■ Given task
Extract the complete listing and output it unchanged.

■ Extracted data
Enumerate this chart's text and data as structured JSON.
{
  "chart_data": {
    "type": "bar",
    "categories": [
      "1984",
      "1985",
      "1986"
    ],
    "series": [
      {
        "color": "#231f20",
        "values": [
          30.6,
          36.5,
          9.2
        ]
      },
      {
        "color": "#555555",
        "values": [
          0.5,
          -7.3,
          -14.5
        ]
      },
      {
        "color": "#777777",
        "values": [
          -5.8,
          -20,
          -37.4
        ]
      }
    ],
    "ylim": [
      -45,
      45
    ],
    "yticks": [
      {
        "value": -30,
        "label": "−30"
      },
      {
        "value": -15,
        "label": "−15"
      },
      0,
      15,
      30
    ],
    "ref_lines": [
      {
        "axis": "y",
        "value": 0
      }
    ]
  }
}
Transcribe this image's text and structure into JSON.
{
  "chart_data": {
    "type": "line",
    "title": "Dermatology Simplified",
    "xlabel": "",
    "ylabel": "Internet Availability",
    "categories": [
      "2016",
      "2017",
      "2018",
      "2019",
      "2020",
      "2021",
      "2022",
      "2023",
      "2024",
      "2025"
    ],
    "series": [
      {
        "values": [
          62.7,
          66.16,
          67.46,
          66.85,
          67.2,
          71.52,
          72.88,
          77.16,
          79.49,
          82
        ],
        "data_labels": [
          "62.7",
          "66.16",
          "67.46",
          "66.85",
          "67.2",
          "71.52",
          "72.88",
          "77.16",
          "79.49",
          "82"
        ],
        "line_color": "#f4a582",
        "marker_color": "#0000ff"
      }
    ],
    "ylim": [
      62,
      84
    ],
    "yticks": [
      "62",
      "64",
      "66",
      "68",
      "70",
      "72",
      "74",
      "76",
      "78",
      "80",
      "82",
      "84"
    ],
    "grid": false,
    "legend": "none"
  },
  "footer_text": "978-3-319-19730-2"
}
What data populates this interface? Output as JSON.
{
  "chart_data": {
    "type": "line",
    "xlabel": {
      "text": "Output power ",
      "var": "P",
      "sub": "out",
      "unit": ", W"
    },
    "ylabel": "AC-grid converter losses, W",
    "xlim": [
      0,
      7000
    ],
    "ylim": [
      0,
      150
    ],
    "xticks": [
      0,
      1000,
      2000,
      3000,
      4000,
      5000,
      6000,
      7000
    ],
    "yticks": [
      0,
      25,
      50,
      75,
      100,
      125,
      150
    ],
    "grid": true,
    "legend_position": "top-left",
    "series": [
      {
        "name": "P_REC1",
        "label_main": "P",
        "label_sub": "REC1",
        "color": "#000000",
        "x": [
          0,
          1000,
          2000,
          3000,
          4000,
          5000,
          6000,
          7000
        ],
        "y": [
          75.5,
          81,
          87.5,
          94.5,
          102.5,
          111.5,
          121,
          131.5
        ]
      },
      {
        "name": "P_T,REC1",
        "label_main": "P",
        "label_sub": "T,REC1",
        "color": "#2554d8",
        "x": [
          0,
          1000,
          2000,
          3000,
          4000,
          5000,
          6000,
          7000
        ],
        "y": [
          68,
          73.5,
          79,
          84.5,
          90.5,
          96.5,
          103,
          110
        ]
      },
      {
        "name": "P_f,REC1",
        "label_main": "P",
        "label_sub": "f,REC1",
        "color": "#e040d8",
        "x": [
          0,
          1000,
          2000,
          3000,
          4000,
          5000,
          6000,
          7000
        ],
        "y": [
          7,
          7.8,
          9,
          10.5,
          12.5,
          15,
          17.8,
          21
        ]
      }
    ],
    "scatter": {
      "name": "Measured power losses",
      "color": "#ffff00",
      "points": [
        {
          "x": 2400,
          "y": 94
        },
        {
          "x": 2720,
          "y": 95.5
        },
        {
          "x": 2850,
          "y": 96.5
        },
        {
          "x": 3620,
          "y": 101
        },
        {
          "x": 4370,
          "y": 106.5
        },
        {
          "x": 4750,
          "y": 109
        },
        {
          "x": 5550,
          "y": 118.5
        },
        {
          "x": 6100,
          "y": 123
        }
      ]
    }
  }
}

■ Exercise answer
Enumerate this chart's text and data as structured JSON.
{
  "chart_data": {
    "type": "bar",
    "categories": [
      "1984",
      "1985",
      "1986"
    ],
    "series": [
      {
        "color": "#231f20",
        "values": [
          30.6,
          36.5,
          9.2
        ]
      },
      {
        "color": "#555555",
        "values": [
          0.5,
          -7.3,
          -14.5
        ]
      },
      {
        "color": "#777777",
        "values": [
          -5.8,
          -20,
          -37.4
        ]
      }
    ],
    "ylim": [
      -45,
      45
    ],
    "yticks": [
      {
        "value": -30,
        "label": "−30"
      },
      {
        "value": -15,
        "label": "−15"
      },
      0,
      15,
      30
    ],
    "ref_lines": [
      {
        "axis": "y",
        "value": 0
      }
    ]
  }
}
Transcribe this image's text and structure into JSON.
{
  "chart_data": {
    "type": "line",
    "title": "Dermatology Simplified",
    "xlabel": "",
    "ylabel": "Internet Availability",
    "categories": [
      "2016",
      "2017",
      "2018",
      "2019",
      "2020",
      "2021",
      "2022",
      "2023",
      "2024",
      "2025"
    ],
    "series": [
      {
        "values": [
          62.7,
          66.16,
          67.46,
          66.85,
          67.2,
          71.52,
          72.88,
          77.16,
          79.49,
          82
        ],
        "data_labels": [
          "62.7",
          "66.16",
          "67.46",
          "66.85",
          "67.2",
          "71.52",
          "72.88",
          "77.16",
          "79.49",
          "82"
        ],
        "line_color": "#f4a582",
        "marker_color": "#0000ff"
      }
    ],
    "ylim": [
      62,
      84
    ],
    "yticks": [
      "62",
      "64",
      "66",
      "68",
      "70",
      "72",
      "74",
      "76",
      "78",
      "80",
      "82",
      "84"
    ],
    "grid": false,
    "legend": "none"
  },
  "footer_text": "978-3-319-19730-2"
}
What data populates this interface? Output as JSON.
{
  "chart_data": {
    "type": "line",
    "xlabel": {
      "text": "Output power ",
      "var": "P",
      "sub": "out",
      "unit": ", W"
    },
    "ylabel": "AC-grid converter losses, W",
    "xlim": [
      0,
      7000
    ],
    "ylim": [
      0,
      150
    ],
    "xticks": [
      0,
      1000,
      2000,
      3000,
      4000,
      5000,
      6000,
      7000
    ],
    "yticks": [
      0,
      25,
      50,
      75,
      100,
      125,
      150
    ],
    "grid": true,
    "legend_position": "top-left",
    "series": [
      {
        "name": "P_REC1",
        "label_main": "P",
        "label_sub": "REC1",
        "color": "#000000",
        "x": [
          0,
          1000,
          2000,
          3000,
          4000,
          5000,
          6000,
          7000
        ],
        "y": [
          75.5,
          81,
          87.5,
          94.5,
          102.5,
          111.5,
          121,
          131.5
        ]
      },
      {
        "name": "P_T,REC1",
        "label_main": "P",
        "label_sub": "T,REC1",
        "color": "#2554d8",
        "x": [
          0,
          1000,
          2000,
          3000,
          4000,
          5000,
          6000,
          7000
        ],
        "y": [
          68,
          73.5,
          79,
          84.5,
          90.5,
          96.5,
          103,
          110
        ]
      },
      {
        "name": "P_f,REC1",
        "label_main": "P",
        "label_sub": "f,REC1",
        "color": "#e040d8",
        "x": [
          0,
          1000,
          2000,
          3000,
          4000,
          5000,
          6000,
          7000
        ],
        "y": [
          7,
          7.8,
          9,
          10.5,
          12.5,
          15,
          17.8,
          21
        ]
      }
    ],
    "scatter": {
      "name": "Measured power losses",
      "color": "#ffff00",
      "points": [
        {
          "x": 2400,
          "y": 94
        },
        {
          "x": 2720,
          "y": 95.5
        },
        {
          "x": 2850,
          "y": 96.5
        },
        {
          "x": 3620,
          "y": 101
        },
        {
          "x": 4370,
          "y": 106.5
        },
        {
          "x": 4750,
          "y": 109
        },
        {
          "x": 5550,
          "y": 118.5
        },
        {
          "x": 6100,
          "y": 123
        }
      ]
    }
  }
}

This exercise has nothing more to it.